Reproduce each line that includes the word "document".

Stored entries:

.....

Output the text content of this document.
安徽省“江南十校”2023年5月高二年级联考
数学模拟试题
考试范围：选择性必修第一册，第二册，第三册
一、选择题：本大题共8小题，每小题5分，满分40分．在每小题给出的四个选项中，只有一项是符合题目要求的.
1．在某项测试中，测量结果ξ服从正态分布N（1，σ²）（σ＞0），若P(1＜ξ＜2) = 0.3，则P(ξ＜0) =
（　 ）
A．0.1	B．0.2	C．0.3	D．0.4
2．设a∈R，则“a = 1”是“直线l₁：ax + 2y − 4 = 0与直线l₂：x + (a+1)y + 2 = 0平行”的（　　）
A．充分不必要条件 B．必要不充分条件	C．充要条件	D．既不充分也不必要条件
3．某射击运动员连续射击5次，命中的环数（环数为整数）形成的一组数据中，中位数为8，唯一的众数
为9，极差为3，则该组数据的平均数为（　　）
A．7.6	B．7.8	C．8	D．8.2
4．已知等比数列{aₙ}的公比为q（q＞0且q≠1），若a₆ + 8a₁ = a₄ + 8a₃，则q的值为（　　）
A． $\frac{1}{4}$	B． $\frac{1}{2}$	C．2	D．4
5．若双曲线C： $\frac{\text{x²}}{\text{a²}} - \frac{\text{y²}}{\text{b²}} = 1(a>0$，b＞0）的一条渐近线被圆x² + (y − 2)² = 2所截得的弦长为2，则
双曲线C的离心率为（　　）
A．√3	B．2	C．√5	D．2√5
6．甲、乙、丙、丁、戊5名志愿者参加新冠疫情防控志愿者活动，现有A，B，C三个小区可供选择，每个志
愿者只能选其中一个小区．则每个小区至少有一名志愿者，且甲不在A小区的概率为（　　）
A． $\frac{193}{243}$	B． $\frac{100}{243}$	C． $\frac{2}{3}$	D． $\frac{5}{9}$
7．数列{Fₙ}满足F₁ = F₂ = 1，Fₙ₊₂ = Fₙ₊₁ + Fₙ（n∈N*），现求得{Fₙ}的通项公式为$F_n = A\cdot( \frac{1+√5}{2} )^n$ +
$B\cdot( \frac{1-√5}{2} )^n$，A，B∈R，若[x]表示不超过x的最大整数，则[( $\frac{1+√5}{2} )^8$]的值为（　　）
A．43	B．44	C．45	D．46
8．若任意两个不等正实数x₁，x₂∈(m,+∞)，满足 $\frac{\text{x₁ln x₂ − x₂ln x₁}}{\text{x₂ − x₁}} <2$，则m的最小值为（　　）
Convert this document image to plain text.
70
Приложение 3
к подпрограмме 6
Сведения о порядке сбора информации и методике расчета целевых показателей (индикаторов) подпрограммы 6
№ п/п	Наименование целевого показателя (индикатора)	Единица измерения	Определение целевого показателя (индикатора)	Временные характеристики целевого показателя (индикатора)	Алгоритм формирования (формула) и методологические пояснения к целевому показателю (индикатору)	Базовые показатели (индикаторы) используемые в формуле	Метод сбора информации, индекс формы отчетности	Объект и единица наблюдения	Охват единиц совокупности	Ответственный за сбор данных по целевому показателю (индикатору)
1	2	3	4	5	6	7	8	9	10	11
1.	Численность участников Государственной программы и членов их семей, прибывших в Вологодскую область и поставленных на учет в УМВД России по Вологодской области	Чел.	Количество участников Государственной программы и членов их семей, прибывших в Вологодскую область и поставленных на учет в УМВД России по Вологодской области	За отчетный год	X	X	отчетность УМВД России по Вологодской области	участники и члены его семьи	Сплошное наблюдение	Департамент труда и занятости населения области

.....

■ **Exercise response**
Output the text content of this document.
Convert this document image to plain text.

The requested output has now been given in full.